WHAT THE EXERCISE ASKS
In the entries below, find the lines with the word "越秀区校级三模" and copy them.

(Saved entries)
━━━━

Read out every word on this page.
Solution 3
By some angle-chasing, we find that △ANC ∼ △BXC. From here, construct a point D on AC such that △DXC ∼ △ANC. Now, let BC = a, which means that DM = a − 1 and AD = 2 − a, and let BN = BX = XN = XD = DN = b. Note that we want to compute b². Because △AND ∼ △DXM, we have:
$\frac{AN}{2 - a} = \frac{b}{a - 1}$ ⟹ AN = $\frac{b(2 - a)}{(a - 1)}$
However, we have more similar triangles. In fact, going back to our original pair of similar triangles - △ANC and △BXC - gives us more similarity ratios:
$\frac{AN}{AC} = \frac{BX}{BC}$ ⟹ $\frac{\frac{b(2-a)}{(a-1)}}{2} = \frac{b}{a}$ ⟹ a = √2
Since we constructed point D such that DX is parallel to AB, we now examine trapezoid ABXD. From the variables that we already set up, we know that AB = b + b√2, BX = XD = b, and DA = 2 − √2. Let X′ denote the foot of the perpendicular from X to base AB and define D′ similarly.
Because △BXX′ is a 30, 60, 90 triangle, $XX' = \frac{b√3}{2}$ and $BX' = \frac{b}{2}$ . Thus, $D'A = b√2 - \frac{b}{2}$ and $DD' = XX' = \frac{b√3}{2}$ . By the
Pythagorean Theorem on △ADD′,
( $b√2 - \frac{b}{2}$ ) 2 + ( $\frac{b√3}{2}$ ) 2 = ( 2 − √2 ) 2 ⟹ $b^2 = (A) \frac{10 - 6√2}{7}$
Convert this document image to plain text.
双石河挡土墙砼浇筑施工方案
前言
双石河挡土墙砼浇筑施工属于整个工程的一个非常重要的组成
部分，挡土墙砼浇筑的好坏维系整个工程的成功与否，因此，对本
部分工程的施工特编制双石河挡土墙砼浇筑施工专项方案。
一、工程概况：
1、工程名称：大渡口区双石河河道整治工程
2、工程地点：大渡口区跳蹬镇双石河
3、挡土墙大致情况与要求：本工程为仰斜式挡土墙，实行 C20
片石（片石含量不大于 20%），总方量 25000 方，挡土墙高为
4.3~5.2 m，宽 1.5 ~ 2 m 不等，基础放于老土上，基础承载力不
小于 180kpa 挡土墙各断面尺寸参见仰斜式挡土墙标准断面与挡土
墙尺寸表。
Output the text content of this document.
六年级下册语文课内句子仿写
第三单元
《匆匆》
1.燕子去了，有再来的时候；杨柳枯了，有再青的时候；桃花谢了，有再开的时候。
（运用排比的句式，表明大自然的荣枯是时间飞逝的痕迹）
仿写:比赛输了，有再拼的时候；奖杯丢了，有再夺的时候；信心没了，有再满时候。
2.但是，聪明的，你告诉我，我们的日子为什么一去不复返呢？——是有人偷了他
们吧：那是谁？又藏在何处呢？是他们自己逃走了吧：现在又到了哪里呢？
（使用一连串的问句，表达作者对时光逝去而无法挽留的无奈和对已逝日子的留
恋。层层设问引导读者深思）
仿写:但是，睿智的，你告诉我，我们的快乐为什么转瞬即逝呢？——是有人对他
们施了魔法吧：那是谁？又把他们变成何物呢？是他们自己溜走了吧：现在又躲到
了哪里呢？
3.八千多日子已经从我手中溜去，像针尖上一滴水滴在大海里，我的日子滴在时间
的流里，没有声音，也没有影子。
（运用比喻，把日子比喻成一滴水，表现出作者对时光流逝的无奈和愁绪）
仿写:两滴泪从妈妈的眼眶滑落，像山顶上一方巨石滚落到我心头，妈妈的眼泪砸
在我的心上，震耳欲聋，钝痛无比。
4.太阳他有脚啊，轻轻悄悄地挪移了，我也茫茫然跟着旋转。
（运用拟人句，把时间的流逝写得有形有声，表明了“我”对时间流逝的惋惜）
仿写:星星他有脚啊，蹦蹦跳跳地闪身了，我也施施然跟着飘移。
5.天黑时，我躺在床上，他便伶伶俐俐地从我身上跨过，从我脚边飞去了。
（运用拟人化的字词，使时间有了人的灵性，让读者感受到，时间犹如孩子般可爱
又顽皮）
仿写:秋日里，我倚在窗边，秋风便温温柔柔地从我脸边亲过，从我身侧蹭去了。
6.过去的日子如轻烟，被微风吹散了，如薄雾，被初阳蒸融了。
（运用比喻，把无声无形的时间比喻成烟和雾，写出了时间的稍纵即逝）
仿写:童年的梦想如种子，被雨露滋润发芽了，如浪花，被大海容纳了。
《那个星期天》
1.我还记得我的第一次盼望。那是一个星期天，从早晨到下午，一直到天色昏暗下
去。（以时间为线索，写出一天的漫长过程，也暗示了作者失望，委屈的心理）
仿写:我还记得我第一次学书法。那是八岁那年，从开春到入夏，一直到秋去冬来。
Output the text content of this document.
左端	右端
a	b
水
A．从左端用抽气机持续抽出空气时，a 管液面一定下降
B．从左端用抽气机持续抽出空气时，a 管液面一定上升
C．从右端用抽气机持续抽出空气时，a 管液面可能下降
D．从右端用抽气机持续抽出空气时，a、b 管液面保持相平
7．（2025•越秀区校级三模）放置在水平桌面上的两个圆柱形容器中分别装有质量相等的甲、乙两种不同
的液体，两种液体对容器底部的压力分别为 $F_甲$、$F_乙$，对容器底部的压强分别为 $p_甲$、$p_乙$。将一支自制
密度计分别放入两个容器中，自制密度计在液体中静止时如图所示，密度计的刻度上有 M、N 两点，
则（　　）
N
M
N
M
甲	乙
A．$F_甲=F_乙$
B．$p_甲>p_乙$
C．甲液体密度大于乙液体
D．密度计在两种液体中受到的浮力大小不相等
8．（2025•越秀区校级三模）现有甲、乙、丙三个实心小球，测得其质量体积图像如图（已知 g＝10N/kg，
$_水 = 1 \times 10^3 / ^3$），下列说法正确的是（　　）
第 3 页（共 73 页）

━━━━

RESULT
7．（2025•越秀区校级三模）放置在水平桌面上的两个圆柱形容器中分别装有质量相等的甲、乙两种不同
8．（2025•越秀区校级三模）现有甲、乙、丙三个实心小球，测得其质量体积图像如图（已知 g＝10N/kg，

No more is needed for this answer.